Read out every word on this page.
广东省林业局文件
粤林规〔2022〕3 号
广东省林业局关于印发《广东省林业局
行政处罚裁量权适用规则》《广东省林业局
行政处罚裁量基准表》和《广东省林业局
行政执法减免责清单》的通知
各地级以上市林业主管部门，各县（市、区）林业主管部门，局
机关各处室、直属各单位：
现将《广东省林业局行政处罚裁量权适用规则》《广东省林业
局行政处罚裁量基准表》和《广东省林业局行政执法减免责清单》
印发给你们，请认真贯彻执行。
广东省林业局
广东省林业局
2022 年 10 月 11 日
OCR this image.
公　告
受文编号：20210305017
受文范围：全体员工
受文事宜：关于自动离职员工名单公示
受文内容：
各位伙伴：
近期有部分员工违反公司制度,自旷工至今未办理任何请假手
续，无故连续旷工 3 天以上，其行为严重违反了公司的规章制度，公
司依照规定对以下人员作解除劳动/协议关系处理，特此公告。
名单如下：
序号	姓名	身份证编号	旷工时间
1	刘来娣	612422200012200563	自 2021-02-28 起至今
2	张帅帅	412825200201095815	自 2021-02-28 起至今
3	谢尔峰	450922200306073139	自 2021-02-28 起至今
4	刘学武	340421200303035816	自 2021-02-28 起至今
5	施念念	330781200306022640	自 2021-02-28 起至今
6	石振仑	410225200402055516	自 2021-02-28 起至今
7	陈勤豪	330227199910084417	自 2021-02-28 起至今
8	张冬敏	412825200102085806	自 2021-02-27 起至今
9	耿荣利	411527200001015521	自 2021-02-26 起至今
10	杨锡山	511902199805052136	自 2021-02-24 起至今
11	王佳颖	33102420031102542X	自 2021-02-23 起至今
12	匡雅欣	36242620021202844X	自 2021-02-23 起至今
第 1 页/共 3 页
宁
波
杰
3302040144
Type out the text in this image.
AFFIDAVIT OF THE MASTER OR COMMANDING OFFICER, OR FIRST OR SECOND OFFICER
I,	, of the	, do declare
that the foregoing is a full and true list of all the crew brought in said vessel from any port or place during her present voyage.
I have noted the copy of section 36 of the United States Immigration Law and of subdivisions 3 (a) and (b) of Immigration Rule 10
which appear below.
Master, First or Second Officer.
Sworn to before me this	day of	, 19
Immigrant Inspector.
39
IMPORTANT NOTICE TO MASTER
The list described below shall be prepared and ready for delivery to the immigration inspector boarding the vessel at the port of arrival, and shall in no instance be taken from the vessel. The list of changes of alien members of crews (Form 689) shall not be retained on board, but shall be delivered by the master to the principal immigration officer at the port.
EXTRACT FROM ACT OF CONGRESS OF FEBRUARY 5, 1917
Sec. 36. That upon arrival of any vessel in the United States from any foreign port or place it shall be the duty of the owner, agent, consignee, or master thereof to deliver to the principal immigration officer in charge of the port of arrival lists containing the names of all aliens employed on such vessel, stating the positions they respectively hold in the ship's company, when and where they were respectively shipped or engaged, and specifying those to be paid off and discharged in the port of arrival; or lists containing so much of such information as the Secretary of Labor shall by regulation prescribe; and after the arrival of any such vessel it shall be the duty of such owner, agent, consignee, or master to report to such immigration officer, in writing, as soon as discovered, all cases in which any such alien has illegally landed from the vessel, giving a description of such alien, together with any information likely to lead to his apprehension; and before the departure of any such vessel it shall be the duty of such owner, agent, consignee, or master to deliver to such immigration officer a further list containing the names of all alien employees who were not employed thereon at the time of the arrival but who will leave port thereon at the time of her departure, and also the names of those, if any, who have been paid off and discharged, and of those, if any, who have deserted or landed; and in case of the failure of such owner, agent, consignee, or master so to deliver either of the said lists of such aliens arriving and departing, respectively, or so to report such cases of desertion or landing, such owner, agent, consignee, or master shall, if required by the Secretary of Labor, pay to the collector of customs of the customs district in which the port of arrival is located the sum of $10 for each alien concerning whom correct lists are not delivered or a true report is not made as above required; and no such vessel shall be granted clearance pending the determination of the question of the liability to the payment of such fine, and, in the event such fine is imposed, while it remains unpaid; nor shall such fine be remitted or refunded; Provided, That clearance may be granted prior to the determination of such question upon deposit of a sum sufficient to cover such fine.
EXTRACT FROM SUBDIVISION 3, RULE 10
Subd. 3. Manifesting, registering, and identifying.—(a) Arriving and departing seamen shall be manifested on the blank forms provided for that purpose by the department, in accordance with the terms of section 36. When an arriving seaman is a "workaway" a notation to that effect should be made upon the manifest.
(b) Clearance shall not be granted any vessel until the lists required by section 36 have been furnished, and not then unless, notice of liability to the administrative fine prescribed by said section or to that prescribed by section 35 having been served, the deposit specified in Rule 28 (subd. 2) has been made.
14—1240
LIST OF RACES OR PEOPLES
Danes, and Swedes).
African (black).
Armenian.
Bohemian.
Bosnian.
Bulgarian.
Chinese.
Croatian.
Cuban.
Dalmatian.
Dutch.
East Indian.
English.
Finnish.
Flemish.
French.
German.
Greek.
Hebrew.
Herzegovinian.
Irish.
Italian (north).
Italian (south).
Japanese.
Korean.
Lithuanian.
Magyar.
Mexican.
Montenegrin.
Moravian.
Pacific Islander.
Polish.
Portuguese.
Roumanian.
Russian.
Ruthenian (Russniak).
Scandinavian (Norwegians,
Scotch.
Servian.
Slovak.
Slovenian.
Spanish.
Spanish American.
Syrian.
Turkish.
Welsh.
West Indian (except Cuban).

------------------------

= Required task =
Go over the entries above and say how many lines hold the string "EXTRACT", with no other text.

= Reply to the exercise =
2